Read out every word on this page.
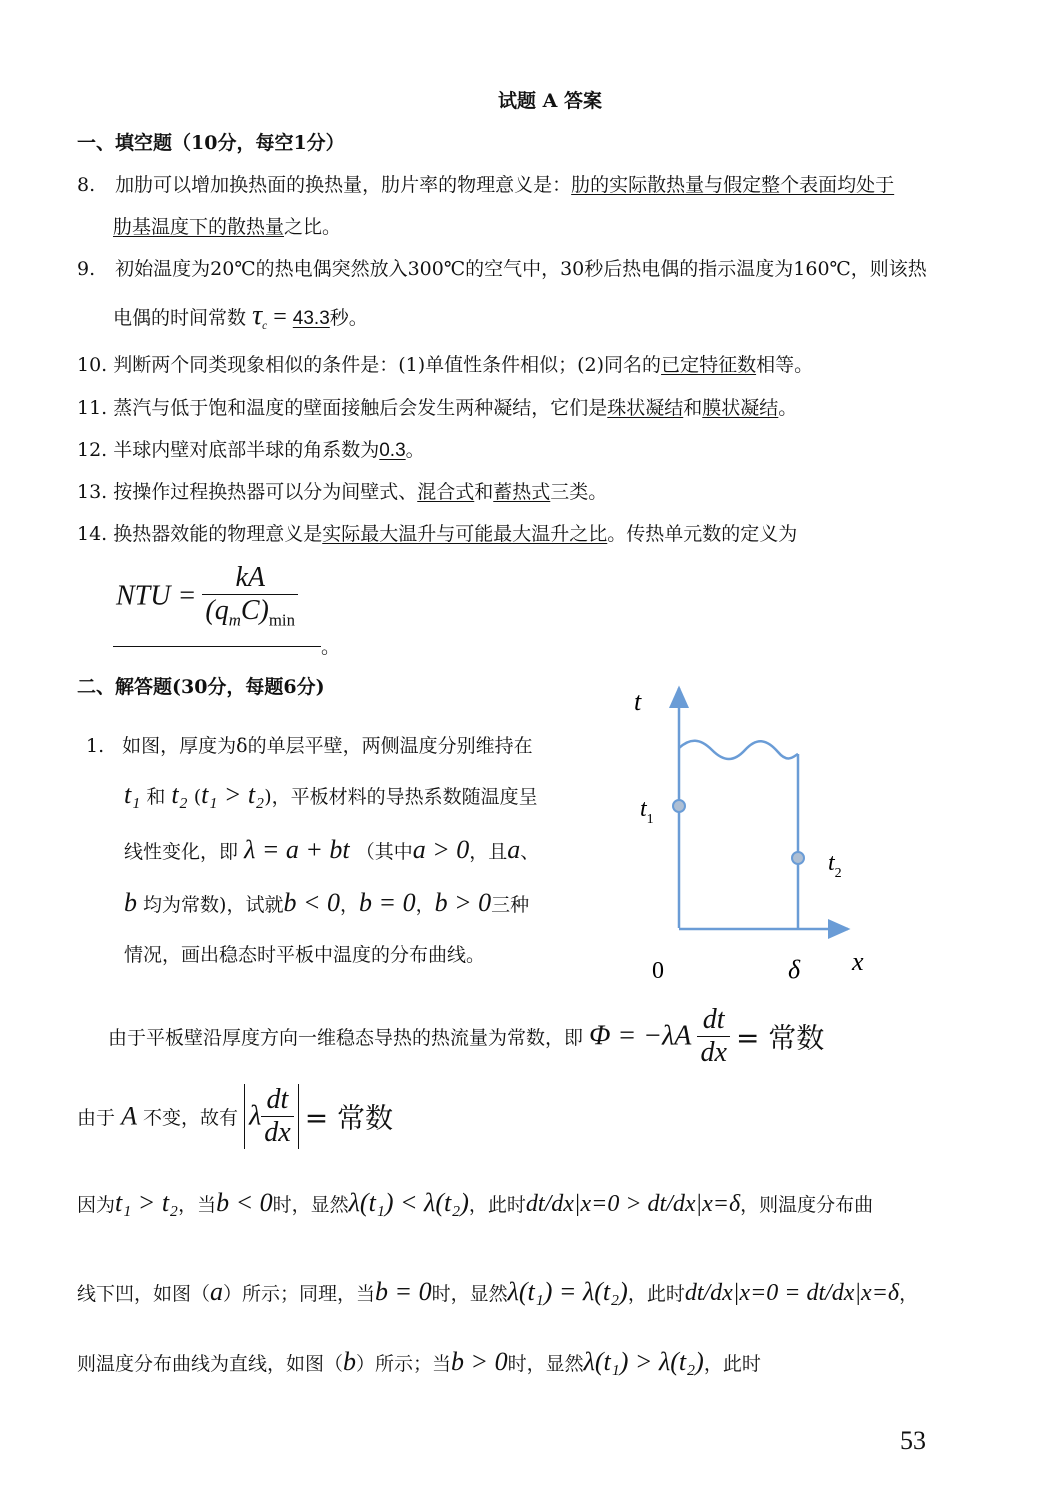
试题 A 答案
一、填空题（10分，每空1分）
8. 加肋可以增加换热面的换热量，肋片率的物理意义是：肋的实际散热量与假定整个表面均处于
肋基温度下的散热量之比。
9. 初始温度为20℃的热电偶突然放入300℃的空气中，30秒后热电偶的指示温度为160℃，则该热
电偶的时间常数 $\tau_c = 43.3$秒。
10. 判断两个同类现象相似的条件是：(1)单值性条件相似；(2)同名的已定特征数相等。
11. 蒸汽与低于饱和温度的壁面接触后会发生两种凝结，它们是珠状凝结和膜状凝结。
12. 半球内壁对底部半球的角系数为0.3。
13. 按操作过程换热器可以分为间壁式、混合式和蓄热式三类。
14. 换热器效能的物理意义是实际最大温升与可能最大温升之比。传热单元数的定义为
NTU = $\frac{kA}{(q_mC)_{min}}$
。
二、解答题(30分，每题6分)
1. 如图，厚度为δ的单层平壁，两侧温度分别维持在
t₁ 和 t₂ (t₁ > t₂)，平板材料的导热系数随温度呈
线性变化，即 λ = a + bt （其中a > 0，且a、
b 均为常数)，试就b < 0，b = 0，b > 0三种
情况，画出稳态时平板中温度的分布曲线。
t
$t_1$
$t_2$
0	δ x
由于平板壁沿厚度方向一维稳态导热的热流量为常数，即 $\Phi = -\lambda A \frac{dt}{dx}$ = 常数
由于 A 不变，故有 λ $\frac{dt}{dx}$ = 常数
因为t₁ > t₂，当b < 0时，显然λ(t₁) < λ(t₂)，此时dt/dx|x=0 > dt/dx|x=δ，则温度分布曲
线下凹，如图（a）所示；同理，当b = 0时，显然λ(t₁) = λ(t₂)，此时dt/dx|x=0 = dt/dx|x=δ，
则温度分布曲线为直线，如图（b）所示；当b > 0时，显然λ(t₁) > λ(t₂)，此时
53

= = = = = = =

→ **Objective**: Filter the records above and return every line that holds the word "此时dt".

→ **Full solution**:
因为t₁ > t₂，当b < 0时，显然λ(t₁) < λ(t₂)，此时dt/dx|x=0 > dt/dx|x=δ，则温度分布曲
线下凹，如图（a）所示；同理，当b = 0时，显然λ(t₁) = λ(t₂)，此时dt/dx|x=0 = dt/dx|x=δ，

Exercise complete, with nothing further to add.